Make an exact copy of all the entries, but do not reproduce the pictures.

Start SUPPLIED DATA

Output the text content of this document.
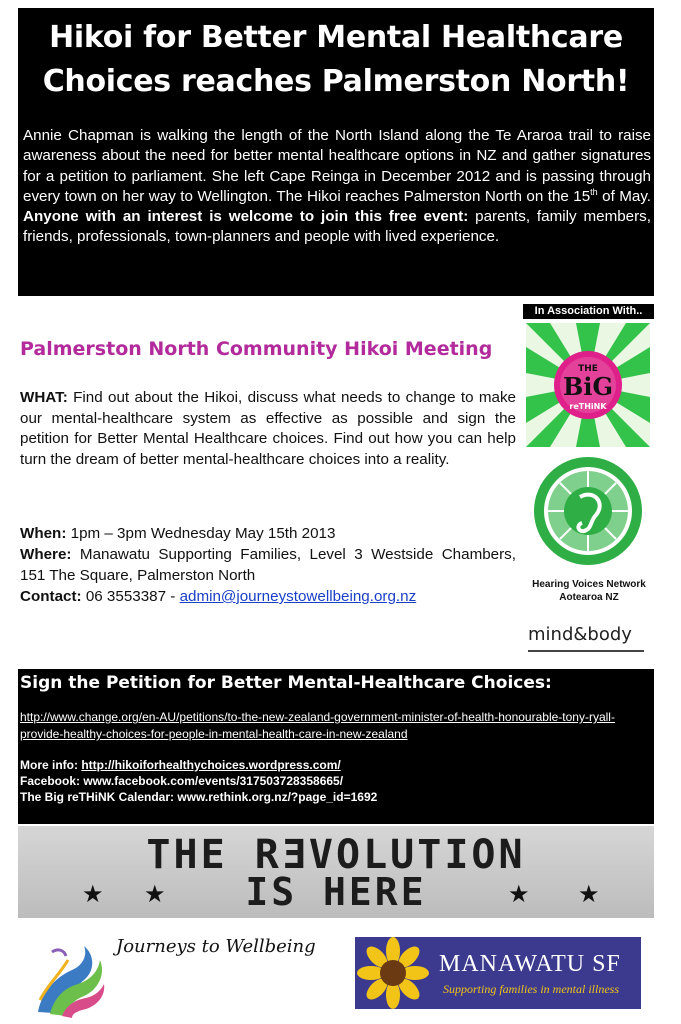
Hikoi for Better Mental Healthcare
Choices reaches Palmerston North!
Annie Chapman is walking the length of the North Island along the Te Araroa trail to raise awareness about the need for better mental healthcare options in NZ and gather signatures for a petition to parliament. She left Cape Reinga in December 2012 and is passing through every town on her way to Wellington. The Hikoi reaches Palmerston North on the 15th of May. Anyone with an interest is welcome to join this free event: parents, family members, friends, professionals, town-planners and people with lived experience.
Palmerston North Community Hikoi Meeting
WHAT: Find out about the Hikoi, discuss what needs to change to make our mental-healthcare system as effective as possible and sign the petition for Better Mental Healthcare choices. Find out how you can help turn the dream of better mental-healthcare choices into a reality.
When: 1pm – 3pm Wednesday May 15th 2013
Where: Manawatu Supporting Families, Level 3 Westside Chambers, 151 The Square, Palmerston North
Contact: 06 3553387 - admin@journeystowellbeing.org.nz
In Association With..
THE
BiG
reTHiNK
Hearing Voices Network
Aotearoa NZ
mind&body
Sign the Petition for Better Mental-Healthcare Choices:
http://www.change.org/en-AU/petitions/to-the-new-zealand-government-minister-of-health-honourable-tony-ryall-provide-healthy-choices-for-people-in-mental-health-care-in-new-zealand
More info: http://hikoiforhealthychoices.wordpress.com/
Facebook: www.facebook.com/events/317503728358665/
The Big reTHiNK Calendar: www.rethink.org.nz/?page_id=1692
THE RƎVOLUTION
IS HERE
★ ★	★ ★
Journeys to Wellbeing
MANAWATU SF
Supporting families in mental illness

End SUPPLIED DATA

_WRITTEN ANSWER_:
Output the text content of this document.
Hikoi for Better Mental Healthcare
Choices reaches Palmerston North!
Annie Chapman is walking the length of the North Island along the Te Araroa trail to raise awareness about the need for better mental healthcare options in NZ and gather signatures for a petition to parliament. She left Cape Reinga in December 2012 and is passing through every town on her way to Wellington. The Hikoi reaches Palmerston North on the 15th of May. Anyone with an interest is welcome to join this free event: parents, family members, friends, professionals, town-planners and people with lived experience.
Palmerston North Community Hikoi Meeting
WHAT: Find out about the Hikoi, discuss what needs to change to make our mental-healthcare system as effective as possible and sign the petition for Better Mental Healthcare choices. Find out how you can help turn the dream of better mental-healthcare choices into a reality.
When: 1pm – 3pm Wednesday May 15th 2013
Where: Manawatu Supporting Families, Level 3 Westside Chambers, 151 The Square, Palmerston North
Contact: 06 3553387 - admin@journeystowellbeing.org.nz
In Association With..
THE
BiG
reTHiNK
Hearing Voices Network
Aotearoa NZ
mind&body
Sign the Petition for Better Mental-Healthcare Choices:
http://www.change.org/en-AU/petitions/to-the-new-zealand-government-minister-of-health-honourable-tony-ryall-provide-healthy-choices-for-people-in-mental-health-care-in-new-zealand
More info: http://hikoiforhealthychoices.wordpress.com/
Facebook: www.facebook.com/events/317503728358665/
The Big reTHiNK Calendar: www.rethink.org.nz/?page_id=1692
THE RƎVOLUTION
IS HERE
★ ★	★ ★
Journeys to Wellbeing
MANAWATU SF
Supporting families in mental illness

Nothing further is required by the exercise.